What is asked: Each line of the data that includes the string "marker" is to be copied out.

Data rows:

┌──

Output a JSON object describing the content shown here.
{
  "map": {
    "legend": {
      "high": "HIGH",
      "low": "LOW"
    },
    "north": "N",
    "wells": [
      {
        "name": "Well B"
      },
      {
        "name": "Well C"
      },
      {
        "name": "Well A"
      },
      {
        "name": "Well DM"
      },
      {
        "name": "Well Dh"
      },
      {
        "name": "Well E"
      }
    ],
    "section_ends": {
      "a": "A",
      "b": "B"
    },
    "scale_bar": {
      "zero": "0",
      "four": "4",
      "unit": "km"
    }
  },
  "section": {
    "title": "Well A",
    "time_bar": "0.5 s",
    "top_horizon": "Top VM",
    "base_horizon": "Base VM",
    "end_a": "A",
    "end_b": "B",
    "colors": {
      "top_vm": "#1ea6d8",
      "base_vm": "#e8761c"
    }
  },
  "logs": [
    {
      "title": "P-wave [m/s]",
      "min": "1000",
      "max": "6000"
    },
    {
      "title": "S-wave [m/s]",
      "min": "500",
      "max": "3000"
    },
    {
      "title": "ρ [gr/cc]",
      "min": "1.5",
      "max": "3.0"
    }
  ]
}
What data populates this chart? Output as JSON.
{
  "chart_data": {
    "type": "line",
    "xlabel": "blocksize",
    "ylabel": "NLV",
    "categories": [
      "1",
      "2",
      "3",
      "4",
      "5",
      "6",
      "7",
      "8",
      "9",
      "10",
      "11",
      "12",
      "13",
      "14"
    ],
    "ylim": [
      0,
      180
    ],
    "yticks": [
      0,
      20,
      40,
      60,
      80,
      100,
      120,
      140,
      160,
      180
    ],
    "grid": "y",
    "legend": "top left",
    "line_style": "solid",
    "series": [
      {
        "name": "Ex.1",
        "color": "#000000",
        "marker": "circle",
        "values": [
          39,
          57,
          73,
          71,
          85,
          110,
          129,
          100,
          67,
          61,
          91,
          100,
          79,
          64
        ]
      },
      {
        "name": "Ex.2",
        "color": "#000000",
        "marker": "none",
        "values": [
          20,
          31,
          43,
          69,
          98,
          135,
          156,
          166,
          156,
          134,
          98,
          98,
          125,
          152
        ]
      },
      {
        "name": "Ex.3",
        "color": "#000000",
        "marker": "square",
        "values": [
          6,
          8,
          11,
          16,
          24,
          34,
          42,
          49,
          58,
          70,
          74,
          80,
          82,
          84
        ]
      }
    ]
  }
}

└──

Task solution:
        "marker": "circle",
        "marker": "none",
        "marker": "square",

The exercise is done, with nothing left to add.